WHAT IS BEING ASKED → Retype every entry in its entirety, without alteration.

INPUT RECORDS →
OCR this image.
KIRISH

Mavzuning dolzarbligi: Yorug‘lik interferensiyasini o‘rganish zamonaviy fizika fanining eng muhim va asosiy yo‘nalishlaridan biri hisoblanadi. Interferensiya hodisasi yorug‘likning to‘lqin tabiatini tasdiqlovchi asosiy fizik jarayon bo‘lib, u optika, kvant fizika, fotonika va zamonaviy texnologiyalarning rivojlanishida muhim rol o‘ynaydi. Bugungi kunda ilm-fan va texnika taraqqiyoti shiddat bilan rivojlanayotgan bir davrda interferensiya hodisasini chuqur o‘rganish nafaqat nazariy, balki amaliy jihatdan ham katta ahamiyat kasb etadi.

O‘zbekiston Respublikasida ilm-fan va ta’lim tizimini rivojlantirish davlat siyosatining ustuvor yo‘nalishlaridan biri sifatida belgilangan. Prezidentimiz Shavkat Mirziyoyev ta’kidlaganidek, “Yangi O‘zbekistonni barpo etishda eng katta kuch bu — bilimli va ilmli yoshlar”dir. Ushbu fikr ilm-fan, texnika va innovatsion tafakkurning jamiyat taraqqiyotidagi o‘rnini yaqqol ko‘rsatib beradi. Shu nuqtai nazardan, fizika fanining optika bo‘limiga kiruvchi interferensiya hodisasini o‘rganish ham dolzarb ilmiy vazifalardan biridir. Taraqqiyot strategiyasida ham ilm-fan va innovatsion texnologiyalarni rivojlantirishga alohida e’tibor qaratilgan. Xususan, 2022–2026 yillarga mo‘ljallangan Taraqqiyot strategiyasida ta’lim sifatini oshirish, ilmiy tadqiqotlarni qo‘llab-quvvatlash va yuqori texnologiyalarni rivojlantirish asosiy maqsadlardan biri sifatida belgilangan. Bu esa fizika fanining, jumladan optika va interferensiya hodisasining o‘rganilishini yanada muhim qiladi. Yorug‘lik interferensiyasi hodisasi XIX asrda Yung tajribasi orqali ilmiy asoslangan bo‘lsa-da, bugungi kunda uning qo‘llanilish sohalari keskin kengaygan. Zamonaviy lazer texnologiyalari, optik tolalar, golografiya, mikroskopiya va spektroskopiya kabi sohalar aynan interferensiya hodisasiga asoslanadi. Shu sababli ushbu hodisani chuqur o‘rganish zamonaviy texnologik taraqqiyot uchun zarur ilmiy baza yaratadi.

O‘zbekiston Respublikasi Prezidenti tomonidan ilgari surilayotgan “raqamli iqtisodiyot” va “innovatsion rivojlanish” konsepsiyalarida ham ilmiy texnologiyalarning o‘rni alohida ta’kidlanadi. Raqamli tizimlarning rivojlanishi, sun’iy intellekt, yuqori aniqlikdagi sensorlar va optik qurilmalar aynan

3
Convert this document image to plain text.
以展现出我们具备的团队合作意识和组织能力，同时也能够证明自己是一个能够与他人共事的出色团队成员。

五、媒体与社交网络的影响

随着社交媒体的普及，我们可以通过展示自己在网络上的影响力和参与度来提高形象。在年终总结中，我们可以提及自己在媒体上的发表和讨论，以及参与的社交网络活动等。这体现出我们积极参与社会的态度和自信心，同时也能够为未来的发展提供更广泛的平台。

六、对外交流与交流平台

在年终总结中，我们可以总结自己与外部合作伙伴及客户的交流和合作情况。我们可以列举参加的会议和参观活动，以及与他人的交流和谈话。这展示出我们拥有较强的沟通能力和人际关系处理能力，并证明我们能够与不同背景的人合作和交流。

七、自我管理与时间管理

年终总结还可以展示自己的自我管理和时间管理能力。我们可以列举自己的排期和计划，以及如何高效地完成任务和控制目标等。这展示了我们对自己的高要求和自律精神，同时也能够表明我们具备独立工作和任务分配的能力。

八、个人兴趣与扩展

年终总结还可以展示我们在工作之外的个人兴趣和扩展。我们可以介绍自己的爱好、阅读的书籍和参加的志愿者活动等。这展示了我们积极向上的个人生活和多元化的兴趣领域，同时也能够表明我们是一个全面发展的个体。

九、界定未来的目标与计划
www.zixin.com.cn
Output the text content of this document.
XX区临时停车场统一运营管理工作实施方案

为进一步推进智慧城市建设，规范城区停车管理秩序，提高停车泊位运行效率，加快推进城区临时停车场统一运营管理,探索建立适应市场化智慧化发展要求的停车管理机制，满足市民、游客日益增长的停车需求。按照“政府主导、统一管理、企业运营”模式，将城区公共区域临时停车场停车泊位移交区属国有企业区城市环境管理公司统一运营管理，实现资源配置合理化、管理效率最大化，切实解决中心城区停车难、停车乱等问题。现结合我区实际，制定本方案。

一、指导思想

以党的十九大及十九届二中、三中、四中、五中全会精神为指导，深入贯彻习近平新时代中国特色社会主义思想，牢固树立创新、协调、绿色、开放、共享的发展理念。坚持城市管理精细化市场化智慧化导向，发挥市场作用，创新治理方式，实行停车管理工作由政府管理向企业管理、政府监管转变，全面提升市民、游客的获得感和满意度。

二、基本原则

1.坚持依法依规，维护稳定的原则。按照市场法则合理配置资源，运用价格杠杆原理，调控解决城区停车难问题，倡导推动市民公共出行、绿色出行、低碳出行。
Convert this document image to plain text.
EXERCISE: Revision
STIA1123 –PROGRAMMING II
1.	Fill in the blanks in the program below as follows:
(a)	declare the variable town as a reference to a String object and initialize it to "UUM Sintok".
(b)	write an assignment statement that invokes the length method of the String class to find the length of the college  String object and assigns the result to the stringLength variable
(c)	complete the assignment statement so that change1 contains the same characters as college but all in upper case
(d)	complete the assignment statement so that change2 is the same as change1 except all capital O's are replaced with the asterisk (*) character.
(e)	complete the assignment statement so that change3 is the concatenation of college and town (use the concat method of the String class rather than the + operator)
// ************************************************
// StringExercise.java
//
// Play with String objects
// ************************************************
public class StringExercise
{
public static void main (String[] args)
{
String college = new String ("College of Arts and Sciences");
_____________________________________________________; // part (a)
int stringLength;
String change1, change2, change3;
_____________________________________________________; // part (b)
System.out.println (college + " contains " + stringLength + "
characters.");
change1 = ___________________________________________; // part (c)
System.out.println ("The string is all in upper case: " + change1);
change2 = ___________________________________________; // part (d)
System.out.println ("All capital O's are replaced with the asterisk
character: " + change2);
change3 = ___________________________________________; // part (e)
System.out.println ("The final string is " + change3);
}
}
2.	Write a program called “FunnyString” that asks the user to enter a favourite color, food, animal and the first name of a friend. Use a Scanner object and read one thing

THE RESPONSE →
OCR this image.
KIRISH

Mavzuning dolzarbligi: Yorug‘lik interferensiyasini o‘rganish zamonaviy fizika fanining eng muhim va asosiy yo‘nalishlaridan biri hisoblanadi. Interferensiya hodisasi yorug‘likning to‘lqin tabiatini tasdiqlovchi asosiy fizik jarayon bo‘lib, u optika, kvant fizika, fotonika va zamonaviy texnologiyalarning rivojlanishida muhim rol o‘ynaydi. Bugungi kunda ilm-fan va texnika taraqqiyoti shiddat bilan rivojlanayotgan bir davrda interferensiya hodisasini chuqur o‘rganish nafaqat nazariy, balki amaliy jihatdan ham katta ahamiyat kasb etadi.

O‘zbekiston Respublikasida ilm-fan va ta’lim tizimini rivojlantirish davlat siyosatining ustuvor yo‘nalishlaridan biri sifatida belgilangan. Prezidentimiz Shavkat Mirziyoyev ta’kidlaganidek, “Yangi O‘zbekistonni barpo etishda eng katta kuch bu — bilimli va ilmli yoshlar”dir. Ushbu fikr ilm-fan, texnika va innovatsion tafakkurning jamiyat taraqqiyotidagi o‘rnini yaqqol ko‘rsatib beradi. Shu nuqtai nazardan, fizika fanining optika bo‘limiga kiruvchi interferensiya hodisasini o‘rganish ham dolzarb ilmiy vazifalardan biridir. Taraqqiyot strategiyasida ham ilm-fan va innovatsion texnologiyalarni rivojlantirishga alohida e’tibor qaratilgan. Xususan, 2022–2026 yillarga mo‘ljallangan Taraqqiyot strategiyasida ta’lim sifatini oshirish, ilmiy tadqiqotlarni qo‘llab-quvvatlash va yuqori texnologiyalarni rivojlantirish asosiy maqsadlardan biri sifatida belgilangan. Bu esa fizika fanining, jumladan optika va interferensiya hodisasining o‘rganilishini yanada muhim qiladi. Yorug‘lik interferensiyasi hodisasi XIX asrda Yung tajribasi orqali ilmiy asoslangan bo‘lsa-da, bugungi kunda uning qo‘llanilish sohalari keskin kengaygan. Zamonaviy lazer texnologiyalari, optik tolalar, golografiya, mikroskopiya va spektroskopiya kabi sohalar aynan interferensiya hodisasiga asoslanadi. Shu sababli ushbu hodisani chuqur o‘rganish zamonaviy texnologik taraqqiyot uchun zarur ilmiy baza yaratadi.

O‘zbekiston Respublikasi Prezidenti tomonidan ilgari surilayotgan “raqamli iqtisodiyot” va “innovatsion rivojlanish” konsepsiyalarida ham ilmiy texnologiyalarning o‘rni alohida ta’kidlanadi. Raqamli tizimlarning rivojlanishi, sun’iy intellekt, yuqori aniqlikdagi sensorlar va optik qurilmalar aynan

3
Convert this document image to plain text.
以展现出我们具备的团队合作意识和组织能力，同时也能够证明自己是一个能够与他人共事的出色团队成员。

五、媒体与社交网络的影响

随着社交媒体的普及，我们可以通过展示自己在网络上的影响力和参与度来提高形象。在年终总结中，我们可以提及自己在媒体上的发表和讨论，以及参与的社交网络活动等。这体现出我们积极参与社会的态度和自信心，同时也能够为未来的发展提供更广泛的平台。

六、对外交流与交流平台

在年终总结中，我们可以总结自己与外部合作伙伴及客户的交流和合作情况。我们可以列举参加的会议和参观活动，以及与他人的交流和谈话。这展示出我们拥有较强的沟通能力和人际关系处理能力，并证明我们能够与不同背景的人合作和交流。

七、自我管理与时间管理

年终总结还可以展示自己的自我管理和时间管理能力。我们可以列举自己的排期和计划，以及如何高效地完成任务和控制目标等。这展示了我们对自己的高要求和自律精神，同时也能够表明我们具备独立工作和任务分配的能力。

八、个人兴趣与扩展

年终总结还可以展示我们在工作之外的个人兴趣和扩展。我们可以介绍自己的爱好、阅读的书籍和参加的志愿者活动等。这展示了我们积极向上的个人生活和多元化的兴趣领域，同时也能够表明我们是一个全面发展的个体。

九、界定未来的目标与计划
www.zixin.com.cn
Output the text content of this document.
XX区临时停车场统一运营管理工作实施方案

为进一步推进智慧城市建设，规范城区停车管理秩序，提高停车泊位运行效率，加快推进城区临时停车场统一运营管理,探索建立适应市场化智慧化发展要求的停车管理机制，满足市民、游客日益增长的停车需求。按照“政府主导、统一管理、企业运营”模式，将城区公共区域临时停车场停车泊位移交区属国有企业区城市环境管理公司统一运营管理，实现资源配置合理化、管理效率最大化，切实解决中心城区停车难、停车乱等问题。现结合我区实际，制定本方案。

一、指导思想

以党的十九大及十九届二中、三中、四中、五中全会精神为指导，深入贯彻习近平新时代中国特色社会主义思想，牢固树立创新、协调、绿色、开放、共享的发展理念。坚持城市管理精细化市场化智慧化导向，发挥市场作用，创新治理方式，实行停车管理工作由政府管理向企业管理、政府监管转变，全面提升市民、游客的获得感和满意度。

二、基本原则

1.坚持依法依规，维护稳定的原则。按照市场法则合理配置资源，运用价格杠杆原理，调控解决城区停车难问题，倡导推动市民公共出行、绿色出行、低碳出行。
Convert this document image to plain text.
EXERCISE: Revision
STIA1123 –PROGRAMMING II
1.	Fill in the blanks in the program below as follows:
(a)	declare the variable town as a reference to a String object and initialize it to "UUM Sintok".
(b)	write an assignment statement that invokes the length method of the String class to find the length of the college  String object and assigns the result to the stringLength variable
(c)	complete the assignment statement so that change1 contains the same characters as college but all in upper case
(d)	complete the assignment statement so that change2 is the same as change1 except all capital O's are replaced with the asterisk (*) character.
(e)	complete the assignment statement so that change3 is the concatenation of college and town (use the concat method of the String class rather than the + operator)
// ************************************************
// StringExercise.java
//
// Play with String objects
// ************************************************
public class StringExercise
{
public static void main (String[] args)
{
String college = new String ("College of Arts and Sciences");
_____________________________________________________; // part (a)
int stringLength;
String change1, change2, change3;
_____________________________________________________; // part (b)
System.out.println (college + " contains " + stringLength + "
characters.");
change1 = ___________________________________________; // part (c)
System.out.println ("The string is all in upper case: " + change1);
change2 = ___________________________________________; // part (d)
System.out.println ("All capital O's are replaced with the asterisk
character: " + change2);
change3 = ___________________________________________; // part (e)
System.out.println ("The final string is " + change3);
}
}
2.	Write a program called “FunnyString” that asks the user to enter a favourite color, food, animal and the first name of a friend. Use a Scanner object and read one thing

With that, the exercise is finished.